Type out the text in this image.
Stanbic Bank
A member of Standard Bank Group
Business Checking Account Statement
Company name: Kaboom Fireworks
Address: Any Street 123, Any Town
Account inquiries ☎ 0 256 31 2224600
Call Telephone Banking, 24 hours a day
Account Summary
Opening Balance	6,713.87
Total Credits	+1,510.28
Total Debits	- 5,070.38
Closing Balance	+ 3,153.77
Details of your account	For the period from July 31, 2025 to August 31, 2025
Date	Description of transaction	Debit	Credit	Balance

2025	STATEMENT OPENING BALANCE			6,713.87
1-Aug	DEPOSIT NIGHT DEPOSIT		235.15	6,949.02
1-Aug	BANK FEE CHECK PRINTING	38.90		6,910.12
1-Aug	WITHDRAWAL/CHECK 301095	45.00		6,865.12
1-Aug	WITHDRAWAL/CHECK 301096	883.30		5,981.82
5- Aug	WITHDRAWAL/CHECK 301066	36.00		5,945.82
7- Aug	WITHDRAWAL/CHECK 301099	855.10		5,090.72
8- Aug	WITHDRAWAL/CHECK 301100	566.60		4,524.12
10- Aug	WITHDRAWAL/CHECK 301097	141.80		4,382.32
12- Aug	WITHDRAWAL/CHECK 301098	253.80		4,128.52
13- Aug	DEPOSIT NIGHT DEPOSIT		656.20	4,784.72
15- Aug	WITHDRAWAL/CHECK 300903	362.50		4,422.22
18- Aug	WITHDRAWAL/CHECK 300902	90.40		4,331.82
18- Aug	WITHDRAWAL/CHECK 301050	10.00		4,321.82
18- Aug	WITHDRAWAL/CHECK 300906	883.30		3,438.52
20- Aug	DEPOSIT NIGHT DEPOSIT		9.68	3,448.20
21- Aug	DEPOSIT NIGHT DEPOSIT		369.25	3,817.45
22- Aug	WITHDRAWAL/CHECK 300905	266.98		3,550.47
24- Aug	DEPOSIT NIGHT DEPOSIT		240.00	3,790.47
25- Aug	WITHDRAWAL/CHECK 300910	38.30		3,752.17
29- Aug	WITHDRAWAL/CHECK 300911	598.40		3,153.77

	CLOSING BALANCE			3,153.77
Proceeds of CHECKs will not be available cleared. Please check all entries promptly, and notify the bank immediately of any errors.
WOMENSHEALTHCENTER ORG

────────────────────────────────────────

▶ **OBJECTIVE**
Return every record above exactly as it appears.

▶ **EXERCISE RESPONSE**
Type out the text in this image.
Stanbic Bank
A member of Standard Bank Group
Business Checking Account Statement
Company name: Kaboom Fireworks
Address: Any Street 123, Any Town
Account inquiries ☎ 0 256 31 2224600
Call Telephone Banking, 24 hours a day
Account Summary
Opening Balance	6,713.87
Total Credits	+1,510.28
Total Debits	- 5,070.38
Closing Balance	+ 3,153.77
Details of your account	For the period from July 31, 2025 to August 31, 2025
Date	Description of transaction	Debit	Credit	Balance

2025	STATEMENT OPENING BALANCE			6,713.87
1-Aug	DEPOSIT NIGHT DEPOSIT		235.15	6,949.02
1-Aug	BANK FEE CHECK PRINTING	38.90		6,910.12
1-Aug	WITHDRAWAL/CHECK 301095	45.00		6,865.12
1-Aug	WITHDRAWAL/CHECK 301096	883.30		5,981.82
5- Aug	WITHDRAWAL/CHECK 301066	36.00		5,945.82
7- Aug	WITHDRAWAL/CHECK 301099	855.10		5,090.72
8- Aug	WITHDRAWAL/CHECK 301100	566.60		4,524.12
10- Aug	WITHDRAWAL/CHECK 301097	141.80		4,382.32
12- Aug	WITHDRAWAL/CHECK 301098	253.80		4,128.52
13- Aug	DEPOSIT NIGHT DEPOSIT		656.20	4,784.72
15- Aug	WITHDRAWAL/CHECK 300903	362.50		4,422.22
18- Aug	WITHDRAWAL/CHECK 300902	90.40		4,331.82
18- Aug	WITHDRAWAL/CHECK 301050	10.00		4,321.82
18- Aug	WITHDRAWAL/CHECK 300906	883.30		3,438.52
20- Aug	DEPOSIT NIGHT DEPOSIT		9.68	3,448.20
21- Aug	DEPOSIT NIGHT DEPOSIT		369.25	3,817.45
22- Aug	WITHDRAWAL/CHECK 300905	266.98		3,550.47
24- Aug	DEPOSIT NIGHT DEPOSIT		240.00	3,790.47
25- Aug	WITHDRAWAL/CHECK 300910	38.30		3,752.17
29- Aug	WITHDRAWAL/CHECK 300911	598.40		3,153.77

	CLOSING BALANCE			3,153.77
Proceeds of CHECKs will not be available cleared. Please check all entries promptly, and notify the bank immediately of any errors.
WOMENSHEALTHCENTER ORG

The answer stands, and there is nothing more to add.